## BEGIN RECORDS TO PROCESS
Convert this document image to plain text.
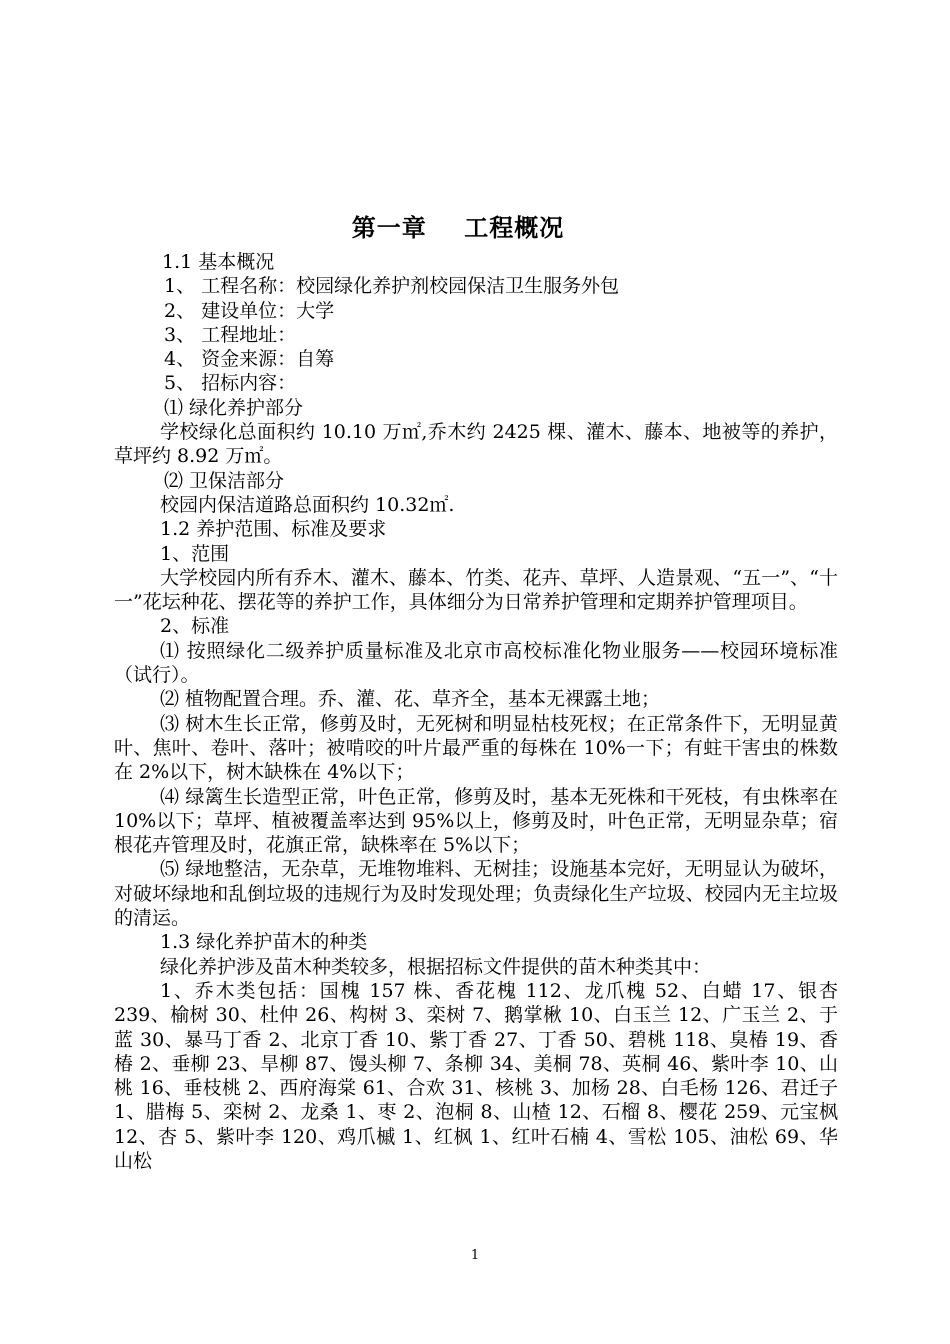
第一章    工程概况

1.1 基本概况

1、 工程名称：校园绿化养护剂校园保洁卫生服务外包

2、 建设单位：大学

3、 工程地址：

4、 资金来源：自筹

5、 招标内容：

⑴ 绿化养护部分

学校绿化总面积约 10.10 万㎡,乔木约 2425 棵、灌木、藤本、地被等的养护，草坪约 8.92 万㎡。

⑵ 卫保洁部分

校园内保洁道路总面积约 10.32㎡.

1.2 养护范围、标准及要求

1、范围

大学校园内所有乔木、灌木、藤本、竹类、花卉、草坪、人造景观、“五一”、“十一”花坛种花、摆花等的养护工作，具体细分为日常养护管理和定期养护管理项目。

2、标准

⑴ 按照绿化二级养护质量标准及北京市高校标准化物业服务——校园环境标准（试行）。

⑵ 植物配置合理。乔、灌、花、草齐全，基本无裸露土地；

⑶ 树木生长正常，修剪及时，无死树和明显枯枝死杈；在正常条件下，无明显黄叶、焦叶、卷叶、落叶；被啃咬的叶片最严重的每株在 10%一下；有蛀干害虫的株数在 2%以下，树木缺株在 4%以下；

⑷ 绿篱生长造型正常，叶色正常，修剪及时，基本无死株和干死枝，有虫株率在 10%以下；草坪、植被覆盖率达到 95%以上，修剪及时，叶色正常，无明显杂草；宿根花卉管理及时，花旗正常，缺株率在 5%以下；

⑸ 绿地整洁，无杂草，无堆物堆料、无树挂；设施基本完好，无明显认为破坏，对破坏绿地和乱倒垃圾的违规行为及时发现处理；负责绿化生产垃圾、校园内无主垃圾的清运。

1.3 绿化养护苗木的种类

绿化养护涉及苗木种类较多，根据招标文件提供的苗木种类其中：

1、乔木类包括：国槐 157 株、香花槐 112、龙爪槐 52、白蜡 17、银杏 239、榆树 30、杜仲 26、构树 3、栾树 7、鹅掌楸 10、白玉兰 12、广玉兰 2、于蓝 30、暴马丁香 2、北京丁香 10、紫丁香 27、丁香 50、碧桃 118、臭椿 19、香椿 2、垂柳 23、旱柳 87、馒头柳 7、条柳 34、美桐 78、英桐 46、紫叶李 10、山桃 16、垂枝桃 2、西府海棠 61、合欢 31、核桃 3、加杨 28、白毛杨 126、君迁子 1、腊梅 5、栾树 2、龙桑 1、枣 2、泡桐 8、山楂 12、石榴 8、樱花 259、元宝枫 12、杏 5、紫叶李 120、鸡爪槭 1、红枫 1、红叶石楠 4、雪松 105、油松 69、华山松

1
## END RECORDS TO PROCESS
WHAT IS EXPECTED: Pick out all the lines with the word "修剪及时" in them and copy them.

THE RESPONSE:
⑶ 树木生长正常，修剪及时，无死树和明显枯枝死杈；在正常条件下，无明显黄叶、焦叶、卷叶、落叶；被啃咬的叶片最严重的每株在 10%一下；有蛀干害虫的株数在 2%以下，树木缺株在 4%以下；
⑷ 绿篱生长造型正常，叶色正常，修剪及时，基本无死株和干死枝，有虫株率在 10%以下；草坪、植被覆盖率达到 95%以上，修剪及时，叶色正常，无明显杂草；宿根花卉管理及时，花旗正常，缺株率在 5%以下；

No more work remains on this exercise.